REQUIREMENTS. Search the records for the word "HEADLEY" and report each line that has it.

RECORDS FOR THE EXERCISE.

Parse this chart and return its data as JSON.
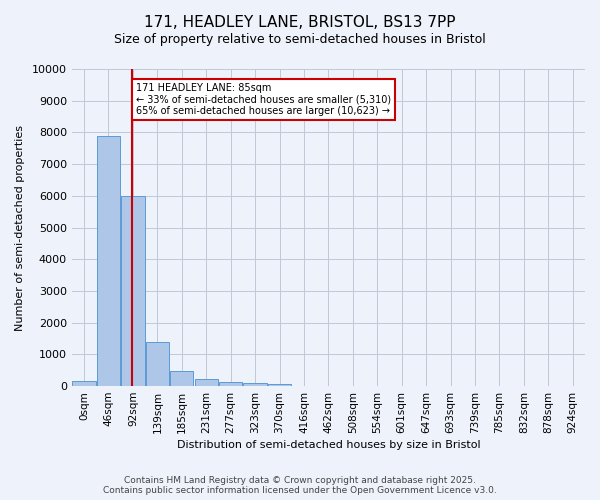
{
  "title_line1": "171, HEADLEY LANE, BRISTOL, BS13 7PP",
  "title_line2": "Size of property relative to semi-detached houses in Bristol",
  "xlabel": "Distribution of semi-detached houses by size in Bristol",
  "ylabel": "Number of semi-detached properties",
  "bin_labels": [
    "0sqm",
    "46sqm",
    "92sqm",
    "139sqm",
    "185sqm",
    "231sqm",
    "277sqm",
    "323sqm",
    "370sqm",
    "416sqm",
    "462sqm",
    "508sqm",
    "554sqm",
    "601sqm",
    "647sqm",
    "693sqm",
    "739sqm",
    "785sqm",
    "832sqm",
    "878sqm",
    "924sqm"
  ],
  "bar_values": [
    150,
    7900,
    6000,
    1400,
    480,
    230,
    130,
    90,
    55,
    0,
    0,
    0,
    0,
    0,
    0,
    0,
    0,
    0,
    0,
    0,
    0
  ],
  "bar_color": "#aec6e8",
  "bar_edge_color": "#5b9bd5",
  "property_line_x": 1.975,
  "property_sqm": 85,
  "property_label": "171 HEADLEY LANE: 85sqm",
  "smaller_pct": 33,
  "smaller_count": 5310,
  "larger_pct": 65,
  "larger_count": 10623,
  "annotation_box_color": "#ffffff",
  "annotation_box_edge": "#cc0000",
  "line_color": "#cc0000",
  "ylim": [
    0,
    10000
  ],
  "yticks": [
    0,
    1000,
    2000,
    3000,
    4000,
    5000,
    6000,
    7000,
    8000,
    9000,
    10000
  ],
  "footer_line1": "Contains HM Land Registry data © Crown copyright and database right 2025.",
  "footer_line2": "Contains public sector information licensed under the Open Government Licence v3.0.",
  "bg_color": "#eef2fb"
}
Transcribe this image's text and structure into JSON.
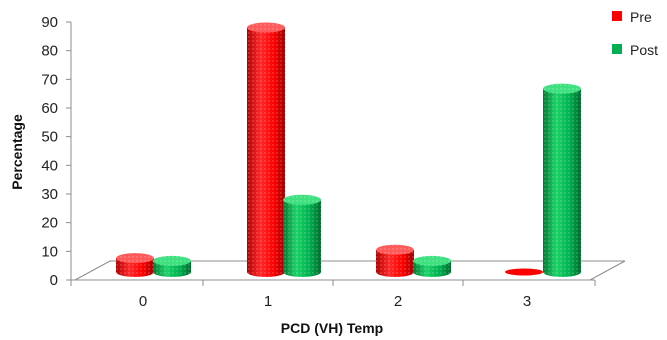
{
  "chart_data": {
    "type": "bar",
    "categories": [
      "0",
      "1",
      "2",
      "3"
    ],
    "series": [
      {
        "name": "Pre",
        "values": [
          5,
          88,
          8,
          0
        ],
        "color": "#ff0000"
      },
      {
        "name": "Post",
        "values": [
          4,
          26,
          4,
          66
        ],
        "color": "#00b050"
      }
    ],
    "xlabel": "PCD (VH) Temp",
    "ylabel": "Percentage",
    "ylim": [
      0,
      90
    ],
    "yticks": [
      "0",
      "10",
      "20",
      "30",
      "40",
      "50",
      "60",
      "70",
      "80",
      "90"
    ],
    "grid": false,
    "legend_position": "top-right"
  }
}
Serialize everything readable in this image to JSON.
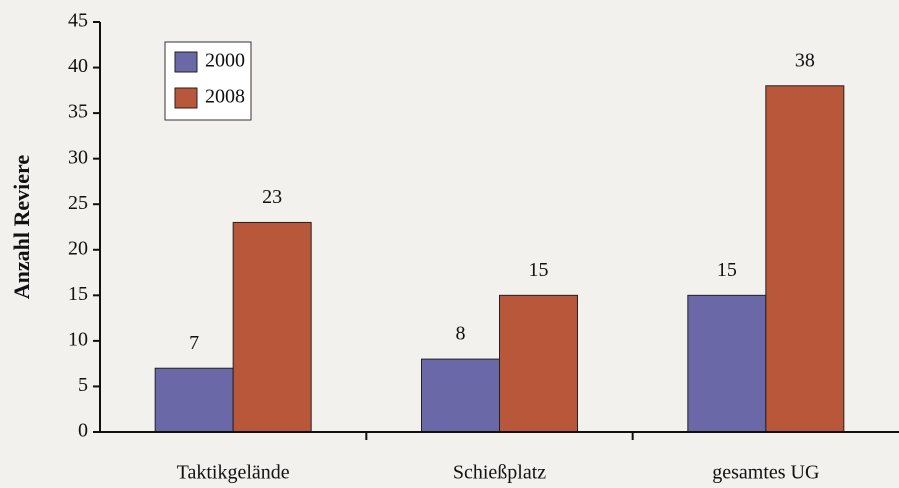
{
  "chart_data": {
    "type": "bar",
    "y_label": "Anzahl Reviere",
    "categories": [
      "Taktikgelände",
      "Schießplatz",
      "gesamtes UG"
    ],
    "series": [
      {
        "name": "2000",
        "color": "#6b68a8",
        "values": [
          7,
          8,
          15
        ]
      },
      {
        "name": "2008",
        "color": "#b9573b",
        "values": [
          23,
          15,
          38
        ]
      }
    ],
    "ylim": [
      0,
      45
    ],
    "yticks": [
      0,
      5,
      10,
      15,
      20,
      25,
      30,
      35,
      40,
      45
    ],
    "legend": "upper left",
    "value_labels_shown": true
  }
}
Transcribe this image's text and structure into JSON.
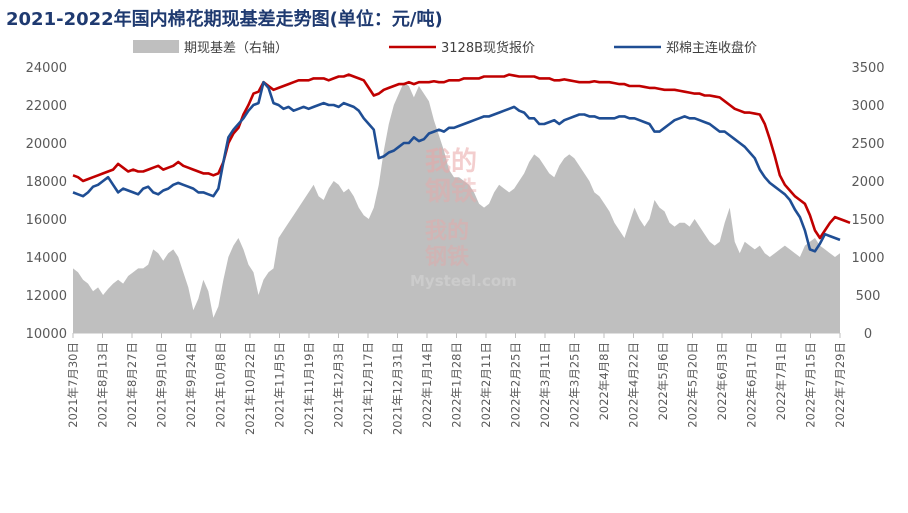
{
  "chart_data": {
    "type": "line+area",
    "title": "2021-2022年国内棉花期现基差走势图(单位：元/吨)",
    "watermark": {
      "line1": "我的",
      "line2": "钢铁",
      "site": "Mysteel.com"
    },
    "colors": {
      "title": "#1F3A70",
      "spot": "#C00000",
      "futures": "#1F4E94",
      "basis": "#BFBFBF",
      "axis": "#BFBFBF",
      "text": "#595959"
    },
    "left_axis": {
      "min": 10000,
      "max": 24000,
      "ticks": [
        10000,
        12000,
        14000,
        16000,
        18000,
        20000,
        22000,
        24000
      ]
    },
    "right_axis": {
      "min": 0,
      "max": 3500,
      "ticks": [
        0,
        500,
        1000,
        1500,
        2000,
        2500,
        3000,
        3500
      ]
    },
    "x_labels": [
      "2021年7月30日",
      "2021年8月13日",
      "2021年8月27日",
      "2021年9月10日",
      "2021年9月24日",
      "2021年10月8日",
      "2021年10月22日",
      "2021年11月5日",
      "2021年11月19日",
      "2021年12月3日",
      "2021年12月17日",
      "2021年12月31日",
      "2022年1月14日",
      "2022年1月28日",
      "2022年2月11日",
      "2022年2月25日",
      "2022年3月11日",
      "2022年3月25日",
      "2022年4月8日",
      "2022年4月22日",
      "2022年5月6日",
      "2022年5月20日",
      "2022年6月3日",
      "2022年6月17日",
      "2022年7月1日",
      "2022年7月15日",
      "2022年7月29日"
    ],
    "series": [
      {
        "name": "期现基差（右轴）",
        "type": "area",
        "axis": "right",
        "values": [
          850,
          800,
          700,
          650,
          550,
          600,
          500,
          580,
          650,
          700,
          650,
          750,
          800,
          850,
          850,
          900,
          1100,
          1050,
          950,
          1050,
          1100,
          1000,
          800,
          600,
          300,
          450,
          700,
          550,
          200,
          350,
          700,
          1000,
          1150,
          1250,
          1100,
          900,
          800,
          500,
          700,
          800,
          850,
          1250,
          1350,
          1450,
          1550,
          1650,
          1750,
          1850,
          1950,
          1800,
          1750,
          1900,
          2000,
          1950,
          1850,
          1900,
          1800,
          1650,
          1550,
          1500,
          1650,
          1950,
          2400,
          2750,
          3000,
          3150,
          3300,
          3250,
          3100,
          3250,
          3150,
          3050,
          2800,
          2600,
          2400,
          2150,
          2050,
          2050,
          2000,
          1950,
          1850,
          1700,
          1650,
          1700,
          1850,
          1950,
          1900,
          1850,
          1900,
          2000,
          2100,
          2250,
          2350,
          2300,
          2200,
          2100,
          2050,
          2200,
          2300,
          2350,
          2300,
          2200,
          2100,
          2000,
          1850,
          1800,
          1700,
          1600,
          1450,
          1350,
          1250,
          1450,
          1650,
          1500,
          1400,
          1500,
          1750,
          1650,
          1600,
          1450,
          1400,
          1450,
          1450,
          1400,
          1500,
          1400,
          1300,
          1200,
          1150,
          1200,
          1450,
          1650,
          1200,
          1050,
          1200,
          1150,
          1100,
          1150,
          1050,
          1000,
          1050,
          1100,
          1150,
          1100,
          1050,
          1000,
          1150,
          1200,
          1250,
          1150,
          1100,
          1050,
          1000,
          1050
        ]
      },
      {
        "name": "3128B现货报价",
        "type": "line",
        "axis": "left",
        "values": [
          18300,
          18200,
          18000,
          18100,
          18200,
          18300,
          18400,
          18500,
          18600,
          18900,
          18700,
          18500,
          18600,
          18500,
          18500,
          18600,
          18700,
          18800,
          18600,
          18700,
          18800,
          19000,
          18800,
          18700,
          18600,
          18500,
          18400,
          18400,
          18300,
          18400,
          19000,
          20000,
          20500,
          20800,
          21500,
          22000,
          22600,
          22700,
          23200,
          23000,
          22800,
          22900,
          23000,
          23100,
          23200,
          23300,
          23300,
          23300,
          23400,
          23400,
          23400,
          23300,
          23400,
          23500,
          23500,
          23600,
          23500,
          23400,
          23300,
          22900,
          22500,
          22600,
          22800,
          22900,
          23000,
          23100,
          23100,
          23200,
          23100,
          23200,
          23200,
          23200,
          23250,
          23200,
          23200,
          23300,
          23300,
          23300,
          23400,
          23400,
          23400,
          23400,
          23500,
          23500,
          23500,
          23500,
          23500,
          23600,
          23550,
          23500,
          23500,
          23500,
          23500,
          23400,
          23400,
          23400,
          23300,
          23300,
          23350,
          23300,
          23250,
          23200,
          23200,
          23200,
          23250,
          23200,
          23200,
          23200,
          23150,
          23100,
          23100,
          23000,
          23000,
          23000,
          22950,
          22900,
          22900,
          22850,
          22800,
          22800,
          22800,
          22750,
          22700,
          22650,
          22600,
          22600,
          22500,
          22500,
          22450,
          22400,
          22200,
          22000,
          21800,
          21700,
          21600,
          21600,
          21550,
          21500,
          21000,
          20200,
          19300,
          18300,
          17800,
          17500,
          17200,
          17000,
          16800,
          16200,
          15400,
          15000,
          15400,
          15800,
          16100,
          16000,
          15900,
          15800
        ]
      },
      {
        "name": "郑棉主连收盘价",
        "type": "line",
        "axis": "left",
        "values": [
          17400,
          17300,
          17200,
          17400,
          17700,
          17800,
          18000,
          18200,
          17800,
          17400,
          17600,
          17500,
          17400,
          17300,
          17600,
          17700,
          17400,
          17300,
          17500,
          17600,
          17800,
          17900,
          17800,
          17700,
          17600,
          17400,
          17400,
          17300,
          17200,
          17600,
          19000,
          20300,
          20700,
          21000,
          21300,
          21700,
          22000,
          22100,
          23200,
          22900,
          22100,
          22000,
          21800,
          21900,
          21700,
          21800,
          21900,
          21800,
          21900,
          22000,
          22100,
          22000,
          22000,
          21900,
          22100,
          22000,
          21900,
          21700,
          21300,
          21000,
          20700,
          19200,
          19300,
          19500,
          19600,
          19800,
          20000,
          20000,
          20300,
          20100,
          20200,
          20500,
          20600,
          20700,
          20600,
          20800,
          20800,
          20900,
          21000,
          21100,
          21200,
          21300,
          21400,
          21400,
          21500,
          21600,
          21700,
          21800,
          21900,
          21700,
          21600,
          21300,
          21300,
          21000,
          21000,
          21100,
          21200,
          21000,
          21200,
          21300,
          21400,
          21500,
          21500,
          21400,
          21400,
          21300,
          21300,
          21300,
          21300,
          21400,
          21400,
          21300,
          21300,
          21200,
          21100,
          21000,
          20600,
          20600,
          20800,
          21000,
          21200,
          21300,
          21400,
          21300,
          21300,
          21200,
          21100,
          21000,
          20800,
          20600,
          20600,
          20400,
          20200,
          20000,
          19800,
          19500,
          19200,
          18600,
          18200,
          17900,
          17700,
          17500,
          17300,
          17000,
          16500,
          16100,
          15400,
          14400,
          14300,
          14700,
          15200,
          15100,
          15000,
          14900
        ]
      }
    ]
  }
}
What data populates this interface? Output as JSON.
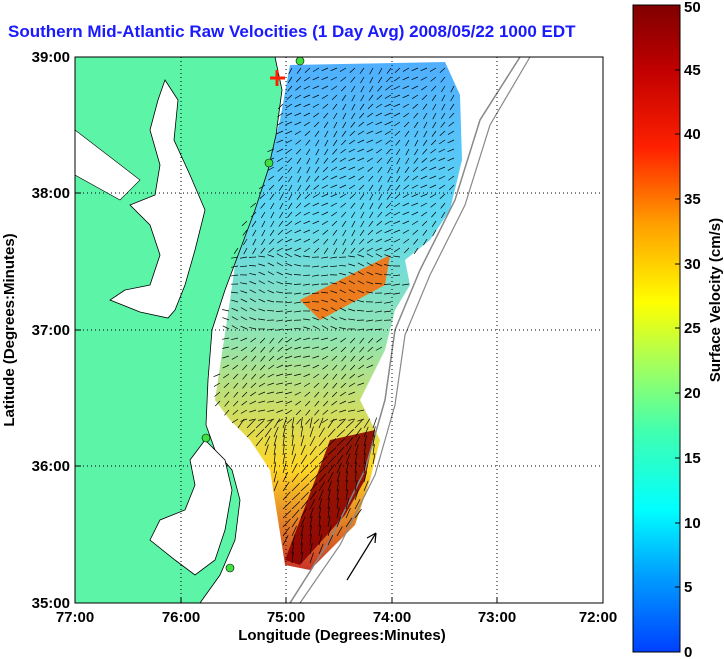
{
  "title": "Southern Mid-Atlantic Raw Velocities (1 Day Avg) 2008/05/22 1000 EDT",
  "xlabel": "Longitude (Degrees:Minutes)",
  "ylabel": "Latitude (Degrees:Minutes)",
  "colorbar_label": "Surface Velocity (cm/s)",
  "x_ticks": [
    "77:00",
    "76:00",
    "75:00",
    "74:00",
    "73:00",
    "72:00"
  ],
  "y_ticks": [
    "39:00",
    "38:00",
    "37:00",
    "36:00",
    "35:00"
  ],
  "colorbar_ticks": [
    "0",
    "5",
    "10",
    "15",
    "20",
    "25",
    "30",
    "35",
    "40",
    "45",
    "50"
  ],
  "colors": {
    "land": "#5cf5a8",
    "water": "#ffffff",
    "title": "#1a1aff"
  }
}
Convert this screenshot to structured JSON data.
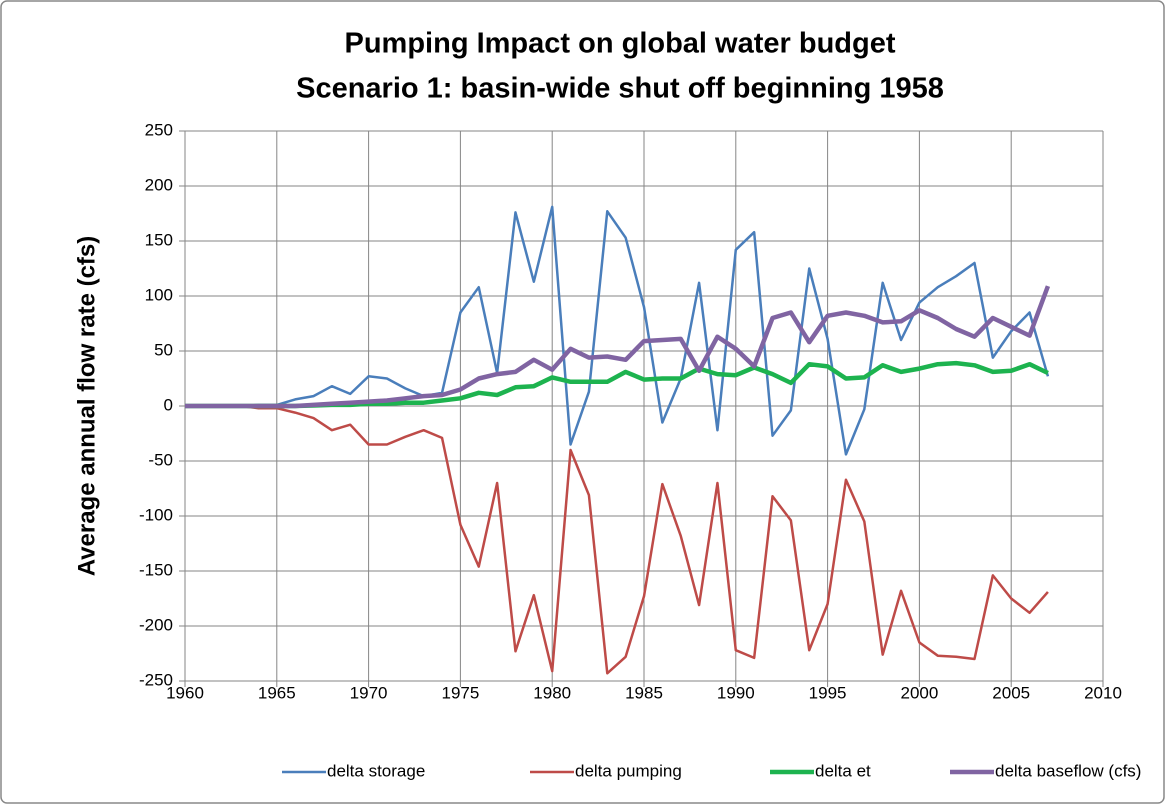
{
  "chart_data": {
    "type": "line",
    "title": "Pumping Impact on global water budget",
    "subtitle": "Scenario 1: basin-wide shut off beginning 1958",
    "y_label": "Average annual flow rate (cfs)",
    "x": [
      1960,
      1961,
      1962,
      1963,
      1964,
      1965,
      1966,
      1967,
      1968,
      1969,
      1970,
      1971,
      1972,
      1973,
      1974,
      1975,
      1976,
      1977,
      1978,
      1979,
      1980,
      1981,
      1982,
      1983,
      1984,
      1985,
      1986,
      1987,
      1988,
      1989,
      1990,
      1991,
      1992,
      1993,
      1994,
      1995,
      1996,
      1997,
      1998,
      1999,
      2000,
      2001,
      2002,
      2003,
      2004,
      2005,
      2006,
      2007
    ],
    "series": [
      {
        "name": "delta storage",
        "color": "#4a7ebb",
        "width": 2.5,
        "values": [
          0,
          0,
          0,
          0,
          1,
          1,
          6,
          9,
          18,
          11,
          27,
          25,
          16,
          9,
          12,
          85,
          108,
          30,
          176,
          113,
          181,
          -35,
          13,
          177,
          153,
          90,
          -15,
          25,
          112,
          -22,
          142,
          158,
          -27,
          -4,
          125,
          61,
          -44,
          -3,
          112,
          60,
          94,
          108,
          118,
          130,
          44,
          68,
          85,
          27
        ]
      },
      {
        "name": "delta pumping",
        "color": "#be4b48",
        "width": 2.5,
        "values": [
          0,
          0,
          0,
          0,
          -2,
          -2,
          -6,
          -11,
          -22,
          -17,
          -35,
          -35,
          -28,
          -22,
          -29,
          -108,
          -146,
          -70,
          -223,
          -172,
          -241,
          -40,
          -81,
          -243,
          -228,
          -173,
          -71,
          -118,
          -181,
          -70,
          -222,
          -229,
          -82,
          -104,
          -222,
          -180,
          -67,
          -105,
          -226,
          -168,
          -215,
          -227,
          -228,
          -230,
          -154,
          -175,
          -188,
          -169
        ]
      },
      {
        "name": "delta et",
        "color": "#1db34f",
        "width": 4.5,
        "values": [
          0,
          0,
          0,
          0,
          0,
          0,
          0,
          0.5,
          1,
          1,
          2,
          2,
          3,
          3,
          5,
          7,
          12,
          10,
          17,
          18,
          26,
          22,
          22,
          22,
          31,
          24,
          25,
          25,
          34,
          29,
          28,
          35,
          29,
          21,
          38,
          36,
          25,
          26,
          37,
          31,
          34,
          38,
          39,
          37,
          31,
          32,
          38,
          30
        ]
      },
      {
        "name": "delta baseflow (cfs)",
        "color": "#8064a2",
        "width": 4.5,
        "values": [
          0,
          0,
          0,
          0,
          0,
          0,
          0,
          1,
          2,
          3,
          4,
          5,
          7,
          9,
          10,
          15,
          25,
          29,
          31,
          42,
          33,
          52,
          44,
          45,
          42,
          59,
          60,
          61,
          32,
          63,
          52,
          36,
          80,
          85,
          58,
          82,
          85,
          82,
          76,
          77,
          87,
          80,
          70,
          63,
          80,
          72,
          64,
          109
        ]
      }
    ],
    "xlim": [
      1960,
      2010
    ],
    "xticks": [
      1960,
      1965,
      1970,
      1975,
      1980,
      1985,
      1990,
      1995,
      2000,
      2005,
      2010
    ],
    "ylim": [
      -250,
      250
    ],
    "yticks": [
      -250,
      -200,
      -150,
      -100,
      -50,
      0,
      50,
      100,
      150,
      200,
      250
    ],
    "grid": true,
    "legend": "bottom"
  }
}
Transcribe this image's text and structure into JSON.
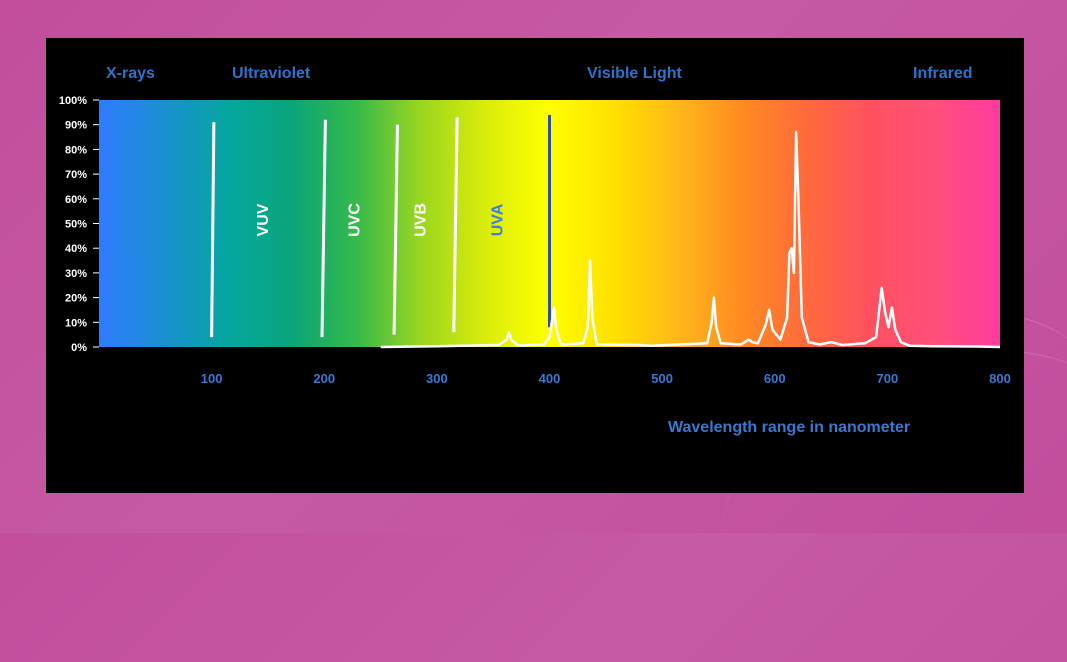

THE RESPONSE.
  "title_line1": "171, HEADLEY LANE, BRISTOL, BS13 7PP",
  "property_label": "171 HEADLEY LANE: 85sqm",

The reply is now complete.